Problem to solve
Write out the material exactly. Do not include the pictures.

Dataset rows
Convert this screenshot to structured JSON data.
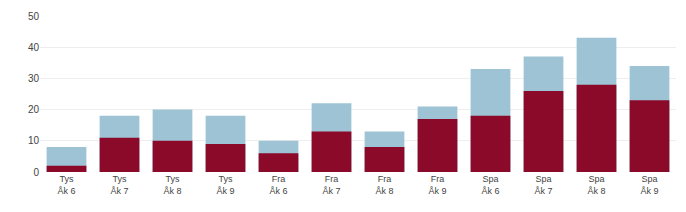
{
  "chart_data": {
    "type": "bar",
    "categories": [
      "Tys\nÅk 6",
      "Tys\nÅk 7",
      "Tys\nÅk 8",
      "Tys\nÅk 9",
      "Fra\nÅk 6",
      "Fra\nÅk 7",
      "Fra\nÅk 8",
      "Fra\nÅk 9",
      "Spa\nÅk 6",
      "Spa\nÅk 7",
      "Spa\nÅk 8",
      "Spa\nÅk 9"
    ],
    "series": [
      {
        "color": "#9DC3D4",
        "values": [
          8,
          18,
          20,
          18,
          10,
          22,
          13,
          21,
          33,
          37,
          43,
          34
        ]
      },
      {
        "color": "#8B0A2A",
        "values": [
          2,
          11,
          10,
          9,
          6,
          13,
          8,
          17,
          18,
          26,
          28,
          23
        ]
      }
    ],
    "stacked": false,
    "ylim": [
      0,
      50
    ],
    "yticks": [
      0,
      10,
      20,
      30,
      40,
      50
    ],
    "grid": true
  }
}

In response
Convert this screenshot to structured JSON data.
{
  "chart_data": {
    "type": "bar",
    "categories": [
      "Tys\nÅk 6",
      "Tys\nÅk 7",
      "Tys\nÅk 8",
      "Tys\nÅk 9",
      "Fra\nÅk 6",
      "Fra\nÅk 7",
      "Fra\nÅk 8",
      "Fra\nÅk 9",
      "Spa\nÅk 6",
      "Spa\nÅk 7",
      "Spa\nÅk 8",
      "Spa\nÅk 9"
    ],
    "series": [
      {
        "color": "#9DC3D4",
        "values": [
          8,
          18,
          20,
          18,
          10,
          22,
          13,
          21,
          33,
          37,
          43,
          34
        ]
      },
      {
        "color": "#8B0A2A",
        "values": [
          2,
          11,
          10,
          9,
          6,
          13,
          8,
          17,
          18,
          26,
          28,
          23
        ]
      }
    ],
    "stacked": false,
    "ylim": [
      0,
      50
    ],
    "yticks": [
      0,
      10,
      20,
      30,
      40,
      50
    ],
    "grid": true
  }
}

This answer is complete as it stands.